--- START Provided passage ---

Data routing: OTel vs Loki vs Prometheus (and scale at ~1k users)

Purpose: Single place for what data goes to which backend, why, and rough sizing when many users share one Grafana stack. Detail on Loki labels and events: docs/GRAFANA-LOGGING.md. Scaling patterns: docs/observability-scaling.md. SDK variable names: docs/IRACING-TELEMETRY.md. When/where iRacing exposes data (live vs replay vs post-results): docs/IRACING-DATA-AVAILABILITY.md. iRacing SDK specific metrics vs events schema: docs/IRACING-OBSERVABILITY-STRATEGY.md.

1. Routing decisions (approved)

These are the intended paths for SimSteward observability data. Implementation may lag; this doc is the target architecture.

Decision	Choice
Domain events (incidents, actions, session summaries, digests, lifecycle)	Loki (structured logs / NDJSON → HTTP push).
Low-rate resource / health (`host_resource_sample`, plugin lifecycle)	Loki today; optional Prometheus/Mimir gauges later for native SLO-style alerts on CPU/memory.
High-frequency / per-tick car telemetry (e.g. 60 Hz channels, per-car arrays)	Not primary path to Loki. OpenTelemetry metrics (in-process SDK → OTLP) → Prometheus-compatible backend (Prometheus or Grafana Mimir).
Traces (spans across plugin + backend)	Optional OTel traces → Tempo/Jaeger — not required for v1.

--- END Provided passage ---

_The request_
Reproduce the full data routing page above word for word, from its title through the final table row.

--- START Data segment ---

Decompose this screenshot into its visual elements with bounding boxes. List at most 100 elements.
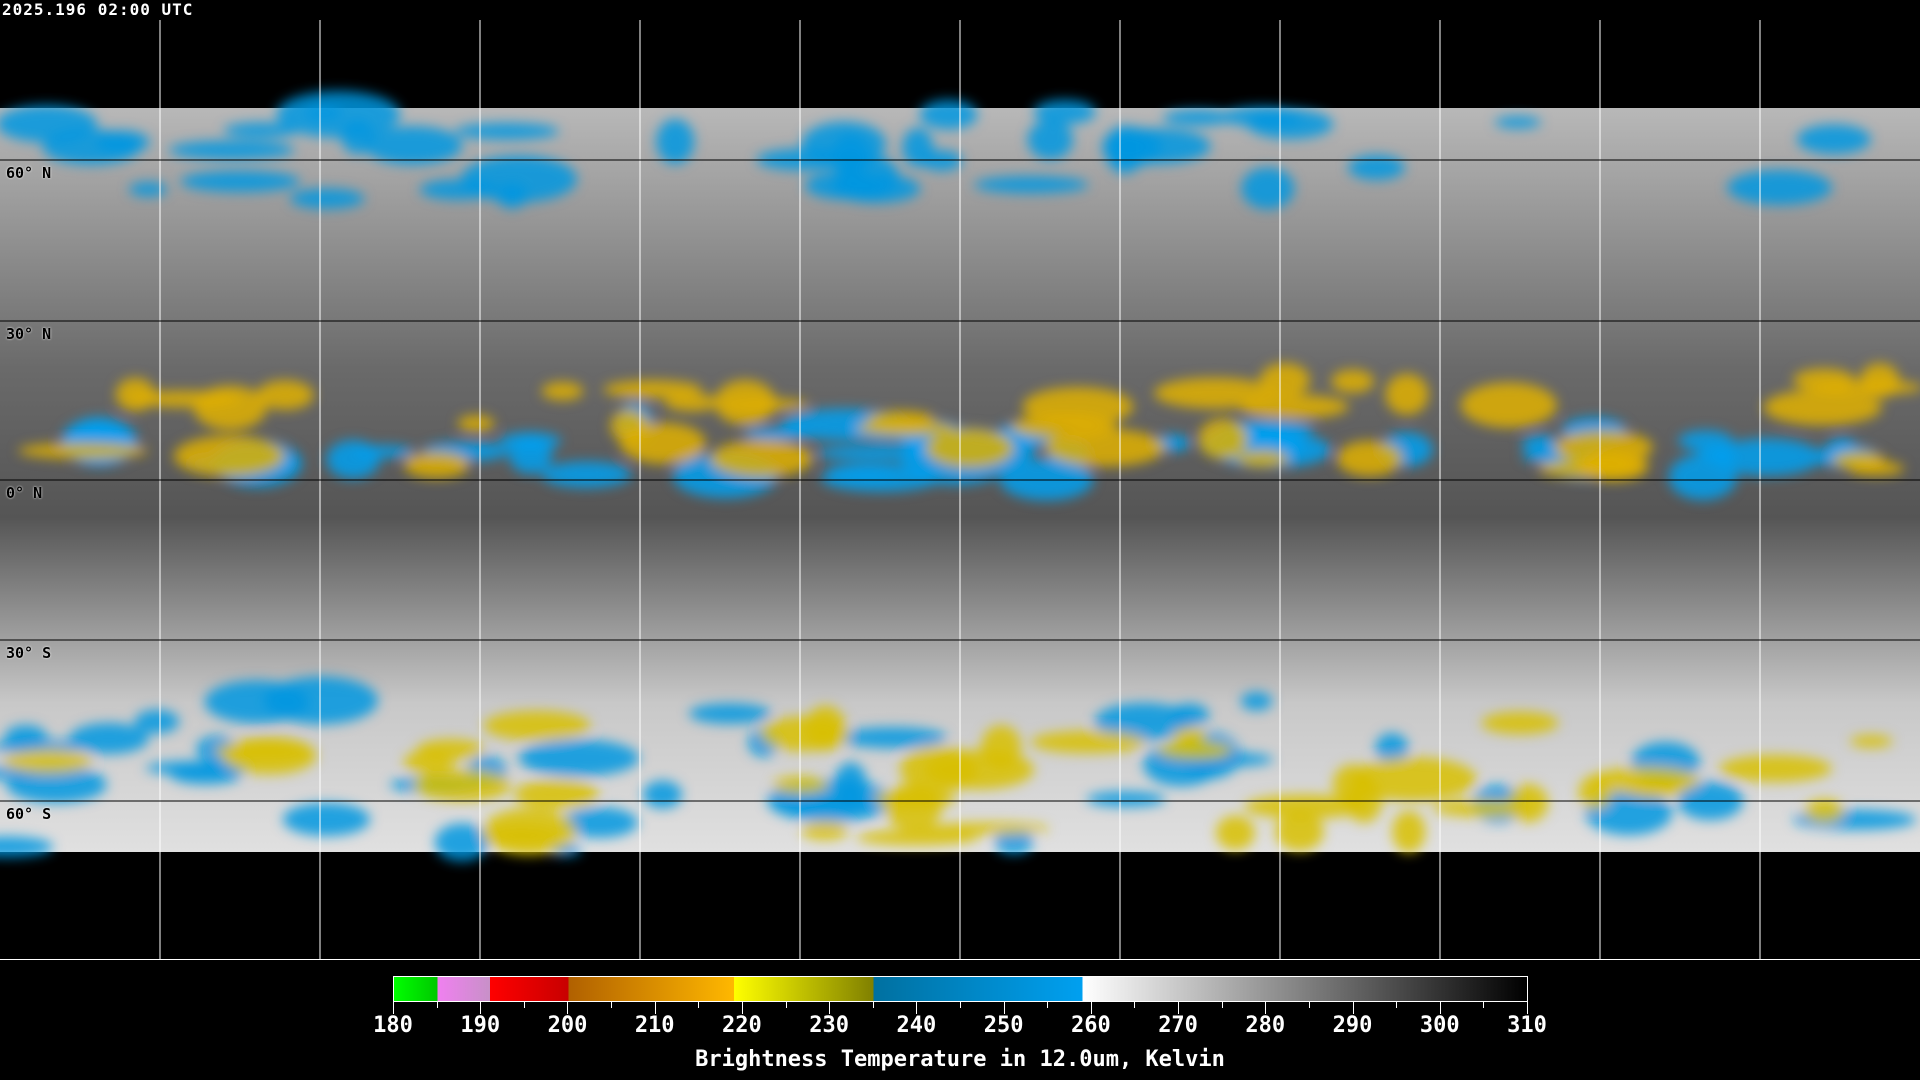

--- END Data segment ---

_Solution to this problem_
Data routing: OTel vs Loki vs Prometheus (and scale at ~1k users)

Purpose: Single place for what data goes to which backend, why, and rough sizing when many users share one Grafana stack. Detail on Loki labels and events: docs/GRAFANA-LOGGING.md. Scaling patterns: docs/observability-scaling.md. SDK variable names: docs/IRACING-TELEMETRY.md. When/where iRacing exposes data (live vs replay vs post-results): docs/IRACING-DATA-AVAILABILITY.md. iRacing SDK specific metrics vs events schema: docs/IRACING-OBSERVABILITY-STRATEGY.md.

1. Routing decisions (approved)

These are the intended paths for SimSteward observability data. Implementation may lag; this doc is the target architecture.

Decision	Choice
Domain events (incidents, actions, session summaries, digests, lifecycle)	Loki (structured logs / NDJSON → HTTP push).
Low-rate resource / health (`host_resource_sample`, plugin lifecycle)	Loki today; optional Prometheus/Mimir gauges later for native SLO-style alerts on CPU/memory.
High-frequency / per-tick car telemetry (e.g. 60 Hz channels, per-car arrays)	Not primary path to Loki. OpenTelemetry metrics (in-process SDK → OTLP) → Prometheus-compatible backend (Prometheus or Grafana Mimir).
Traces (spans across plugin + backend)	Optional OTel traces → Tempo/Jaeger — not required for v1.